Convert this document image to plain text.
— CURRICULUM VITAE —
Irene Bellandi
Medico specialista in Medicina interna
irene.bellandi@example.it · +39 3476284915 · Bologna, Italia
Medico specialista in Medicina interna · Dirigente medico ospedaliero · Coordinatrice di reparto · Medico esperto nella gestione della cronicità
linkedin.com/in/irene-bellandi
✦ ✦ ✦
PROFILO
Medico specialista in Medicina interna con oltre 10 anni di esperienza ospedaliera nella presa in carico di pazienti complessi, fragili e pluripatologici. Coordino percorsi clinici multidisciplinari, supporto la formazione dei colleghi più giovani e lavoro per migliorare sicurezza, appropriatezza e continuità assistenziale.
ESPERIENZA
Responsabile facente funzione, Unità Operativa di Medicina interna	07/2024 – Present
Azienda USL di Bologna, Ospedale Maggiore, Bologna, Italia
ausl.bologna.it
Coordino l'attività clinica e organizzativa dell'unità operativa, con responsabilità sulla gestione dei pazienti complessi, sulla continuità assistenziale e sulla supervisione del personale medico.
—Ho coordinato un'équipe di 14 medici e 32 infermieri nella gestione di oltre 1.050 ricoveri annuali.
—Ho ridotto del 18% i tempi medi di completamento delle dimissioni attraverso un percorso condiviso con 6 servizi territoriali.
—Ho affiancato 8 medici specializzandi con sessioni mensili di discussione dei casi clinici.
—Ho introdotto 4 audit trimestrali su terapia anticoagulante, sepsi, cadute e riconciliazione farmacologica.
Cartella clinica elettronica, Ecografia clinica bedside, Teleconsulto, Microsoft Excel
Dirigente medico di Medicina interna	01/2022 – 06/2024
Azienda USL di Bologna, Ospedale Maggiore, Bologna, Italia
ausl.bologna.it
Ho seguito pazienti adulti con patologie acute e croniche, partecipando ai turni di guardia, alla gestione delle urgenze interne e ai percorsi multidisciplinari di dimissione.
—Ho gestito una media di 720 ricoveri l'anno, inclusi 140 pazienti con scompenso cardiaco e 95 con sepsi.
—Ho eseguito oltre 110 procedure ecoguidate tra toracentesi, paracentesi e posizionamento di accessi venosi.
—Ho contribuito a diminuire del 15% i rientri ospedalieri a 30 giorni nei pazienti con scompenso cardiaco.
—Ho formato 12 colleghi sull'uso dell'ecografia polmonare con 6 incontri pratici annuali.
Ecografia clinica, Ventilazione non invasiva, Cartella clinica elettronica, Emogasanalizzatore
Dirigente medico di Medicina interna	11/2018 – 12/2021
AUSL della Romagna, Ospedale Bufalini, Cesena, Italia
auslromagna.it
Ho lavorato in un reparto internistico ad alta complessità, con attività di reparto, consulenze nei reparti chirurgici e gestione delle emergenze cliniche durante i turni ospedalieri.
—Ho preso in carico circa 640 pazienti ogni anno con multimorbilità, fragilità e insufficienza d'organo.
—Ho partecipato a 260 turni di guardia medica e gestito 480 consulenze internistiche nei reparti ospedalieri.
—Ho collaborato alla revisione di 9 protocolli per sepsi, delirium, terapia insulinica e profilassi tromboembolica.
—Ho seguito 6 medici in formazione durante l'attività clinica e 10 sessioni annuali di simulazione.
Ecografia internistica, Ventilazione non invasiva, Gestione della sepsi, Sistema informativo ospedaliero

YOUR OBJECTIVE: All of the entries must be quoted exactly; please include each one.

EXERCISE RESPONSE:
Convert this document image to plain text.
— CURRICULUM VITAE —
Irene Bellandi
Medico specialista in Medicina interna
irene.bellandi@example.it · +39 3476284915 · Bologna, Italia
Medico specialista in Medicina interna · Dirigente medico ospedaliero · Coordinatrice di reparto · Medico esperto nella gestione della cronicità
linkedin.com/in/irene-bellandi
✦ ✦ ✦
PROFILO
Medico specialista in Medicina interna con oltre 10 anni di esperienza ospedaliera nella presa in carico di pazienti complessi, fragili e pluripatologici. Coordino percorsi clinici multidisciplinari, supporto la formazione dei colleghi più giovani e lavoro per migliorare sicurezza, appropriatezza e continuità assistenziale.
ESPERIENZA
Responsabile facente funzione, Unità Operativa di Medicina interna	07/2024 – Present
Azienda USL di Bologna, Ospedale Maggiore, Bologna, Italia
ausl.bologna.it
Coordino l'attività clinica e organizzativa dell'unità operativa, con responsabilità sulla gestione dei pazienti complessi, sulla continuità assistenziale e sulla supervisione del personale medico.
—Ho coordinato un'équipe di 14 medici e 32 infermieri nella gestione di oltre 1.050 ricoveri annuali.
—Ho ridotto del 18% i tempi medi di completamento delle dimissioni attraverso un percorso condiviso con 6 servizi territoriali.
—Ho affiancato 8 medici specializzandi con sessioni mensili di discussione dei casi clinici.
—Ho introdotto 4 audit trimestrali su terapia anticoagulante, sepsi, cadute e riconciliazione farmacologica.
Cartella clinica elettronica, Ecografia clinica bedside, Teleconsulto, Microsoft Excel
Dirigente medico di Medicina interna	01/2022 – 06/2024
Azienda USL di Bologna, Ospedale Maggiore, Bologna, Italia
ausl.bologna.it
Ho seguito pazienti adulti con patologie acute e croniche, partecipando ai turni di guardia, alla gestione delle urgenze interne e ai percorsi multidisciplinari di dimissione.
—Ho gestito una media di 720 ricoveri l'anno, inclusi 140 pazienti con scompenso cardiaco e 95 con sepsi.
—Ho eseguito oltre 110 procedure ecoguidate tra toracentesi, paracentesi e posizionamento di accessi venosi.
—Ho contribuito a diminuire del 15% i rientri ospedalieri a 30 giorni nei pazienti con scompenso cardiaco.
—Ho formato 12 colleghi sull'uso dell'ecografia polmonare con 6 incontri pratici annuali.
Ecografia clinica, Ventilazione non invasiva, Cartella clinica elettronica, Emogasanalizzatore
Dirigente medico di Medicina interna	11/2018 – 12/2021
AUSL della Romagna, Ospedale Bufalini, Cesena, Italia
auslromagna.it
Ho lavorato in un reparto internistico ad alta complessità, con attività di reparto, consulenze nei reparti chirurgici e gestione delle emergenze cliniche durante i turni ospedalieri.
—Ho preso in carico circa 640 pazienti ogni anno con multimorbilità, fragilità e insufficienza d'organo.
—Ho partecipato a 260 turni di guardia medica e gestito 480 consulenze internistiche nei reparti ospedalieri.
—Ho collaborato alla revisione di 9 protocolli per sepsi, delirium, terapia insulinica e profilassi tromboembolica.
—Ho seguito 6 medici in formazione durante l'attività clinica e 10 sessioni annuali di simulazione.
Ecografia internistica, Ventilazione non invasiva, Gestione della sepsi, Sistema informativo ospedaliero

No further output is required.